» INSTRUCTIONS FOR THE TASK
All of the data below should be written out exactly.

-- Start DATASET EXCERPTS --

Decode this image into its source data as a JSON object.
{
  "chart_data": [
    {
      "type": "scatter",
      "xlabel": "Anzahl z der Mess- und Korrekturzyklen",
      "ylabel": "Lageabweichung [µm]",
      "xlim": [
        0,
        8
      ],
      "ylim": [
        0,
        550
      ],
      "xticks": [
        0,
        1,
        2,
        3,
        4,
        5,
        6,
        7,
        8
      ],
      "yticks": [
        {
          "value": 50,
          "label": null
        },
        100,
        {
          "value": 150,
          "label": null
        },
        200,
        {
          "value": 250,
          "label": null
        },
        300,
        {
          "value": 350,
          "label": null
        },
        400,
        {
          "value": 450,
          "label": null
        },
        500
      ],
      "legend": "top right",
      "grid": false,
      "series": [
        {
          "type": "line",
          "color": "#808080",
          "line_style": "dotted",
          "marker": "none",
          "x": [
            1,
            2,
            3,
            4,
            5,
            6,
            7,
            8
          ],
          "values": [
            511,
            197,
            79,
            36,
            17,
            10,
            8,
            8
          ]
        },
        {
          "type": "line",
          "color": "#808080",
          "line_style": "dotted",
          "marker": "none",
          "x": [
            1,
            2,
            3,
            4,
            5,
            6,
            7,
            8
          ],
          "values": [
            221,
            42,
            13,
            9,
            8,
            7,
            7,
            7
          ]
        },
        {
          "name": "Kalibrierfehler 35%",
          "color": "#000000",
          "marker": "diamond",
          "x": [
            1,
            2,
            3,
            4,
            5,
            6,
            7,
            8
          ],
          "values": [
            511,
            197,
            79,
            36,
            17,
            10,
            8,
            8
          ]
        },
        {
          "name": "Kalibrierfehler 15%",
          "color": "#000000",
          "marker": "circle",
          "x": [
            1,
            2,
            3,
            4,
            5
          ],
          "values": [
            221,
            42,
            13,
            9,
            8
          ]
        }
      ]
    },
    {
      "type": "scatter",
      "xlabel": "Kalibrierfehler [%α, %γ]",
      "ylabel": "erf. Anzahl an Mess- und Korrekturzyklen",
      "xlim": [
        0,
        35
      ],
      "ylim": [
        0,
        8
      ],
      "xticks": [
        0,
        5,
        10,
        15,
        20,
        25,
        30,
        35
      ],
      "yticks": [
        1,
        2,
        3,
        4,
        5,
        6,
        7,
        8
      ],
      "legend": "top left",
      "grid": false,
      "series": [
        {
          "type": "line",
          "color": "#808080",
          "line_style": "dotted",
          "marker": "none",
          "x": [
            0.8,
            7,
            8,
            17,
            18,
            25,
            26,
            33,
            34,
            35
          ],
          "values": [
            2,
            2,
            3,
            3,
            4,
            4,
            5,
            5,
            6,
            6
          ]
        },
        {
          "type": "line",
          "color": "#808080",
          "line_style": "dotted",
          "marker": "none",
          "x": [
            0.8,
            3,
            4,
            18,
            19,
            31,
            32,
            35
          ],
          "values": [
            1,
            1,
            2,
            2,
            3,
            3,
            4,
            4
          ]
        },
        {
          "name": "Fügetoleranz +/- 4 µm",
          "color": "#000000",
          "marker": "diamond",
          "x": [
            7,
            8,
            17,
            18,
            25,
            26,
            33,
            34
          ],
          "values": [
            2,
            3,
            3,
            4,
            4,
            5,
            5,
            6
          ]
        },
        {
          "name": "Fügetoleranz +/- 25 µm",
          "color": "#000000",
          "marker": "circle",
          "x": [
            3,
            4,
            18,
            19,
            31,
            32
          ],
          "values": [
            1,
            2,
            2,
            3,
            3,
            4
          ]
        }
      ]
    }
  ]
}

-- End DATASET EXCERPTS --

» WRITTEN RESPONSE
Decode this image into its source data as a JSON object.
{
  "chart_data": [
    {
      "type": "scatter",
      "xlabel": "Anzahl z der Mess- und Korrekturzyklen",
      "ylabel": "Lageabweichung [µm]",
      "xlim": [
        0,
        8
      ],
      "ylim": [
        0,
        550
      ],
      "xticks": [
        0,
        1,
        2,
        3,
        4,
        5,
        6,
        7,
        8
      ],
      "yticks": [
        {
          "value": 50,
          "label": null
        },
        100,
        {
          "value": 150,
          "label": null
        },
        200,
        {
          "value": 250,
          "label": null
        },
        300,
        {
          "value": 350,
          "label": null
        },
        400,
        {
          "value": 450,
          "label": null
        },
        500
      ],
      "legend": "top right",
      "grid": false,
      "series": [
        {
          "type": "line",
          "color": "#808080",
          "line_style": "dotted",
          "marker": "none",
          "x": [
            1,
            2,
            3,
            4,
            5,
            6,
            7,
            8
          ],
          "values": [
            511,
            197,
            79,
            36,
            17,
            10,
            8,
            8
          ]
        },
        {
          "type": "line",
          "color": "#808080",
          "line_style": "dotted",
          "marker": "none",
          "x": [
            1,
            2,
            3,
            4,
            5,
            6,
            7,
            8
          ],
          "values": [
            221,
            42,
            13,
            9,
            8,
            7,
            7,
            7
          ]
        },
        {
          "name": "Kalibrierfehler 35%",
          "color": "#000000",
          "marker": "diamond",
          "x": [
            1,
            2,
            3,
            4,
            5,
            6,
            7,
            8
          ],
          "values": [
            511,
            197,
            79,
            36,
            17,
            10,
            8,
            8
          ]
        },
        {
          "name": "Kalibrierfehler 15%",
          "color": "#000000",
          "marker": "circle",
          "x": [
            1,
            2,
            3,
            4,
            5
          ],
          "values": [
            221,
            42,
            13,
            9,
            8
          ]
        }
      ]
    },
    {
      "type": "scatter",
      "xlabel": "Kalibrierfehler [%α, %γ]",
      "ylabel": "erf. Anzahl an Mess- und Korrekturzyklen",
      "xlim": [
        0,
        35
      ],
      "ylim": [
        0,
        8
      ],
      "xticks": [
        0,
        5,
        10,
        15,
        20,
        25,
        30,
        35
      ],
      "yticks": [
        1,
        2,
        3,
        4,
        5,
        6,
        7,
        8
      ],
      "legend": "top left",
      "grid": false,
      "series": [
        {
          "type": "line",
          "color": "#808080",
          "line_style": "dotted",
          "marker": "none",
          "x": [
            0.8,
            7,
            8,
            17,
            18,
            25,
            26,
            33,
            34,
            35
          ],
          "values": [
            2,
            2,
            3,
            3,
            4,
            4,
            5,
            5,
            6,
            6
          ]
        },
        {
          "type": "line",
          "color": "#808080",
          "line_style": "dotted",
          "marker": "none",
          "x": [
            0.8,
            3,
            4,
            18,
            19,
            31,
            32,
            35
          ],
          "values": [
            1,
            1,
            2,
            2,
            3,
            3,
            4,
            4
          ]
        },
        {
          "name": "Fügetoleranz +/- 4 µm",
          "color": "#000000",
          "marker": "diamond",
          "x": [
            7,
            8,
            17,
            18,
            25,
            26,
            33,
            34
          ],
          "values": [
            2,
            3,
            3,
            4,
            4,
            5,
            5,
            6
          ]
        },
        {
          "name": "Fügetoleranz +/- 25 µm",
          "color": "#000000",
          "marker": "circle",
          "x": [
            3,
            4,
            18,
            19,
            31,
            32
          ],
          "values": [
            1,
            2,
            2,
            3,
            3,
            4
          ]
        }
      ]
    }
  ]
}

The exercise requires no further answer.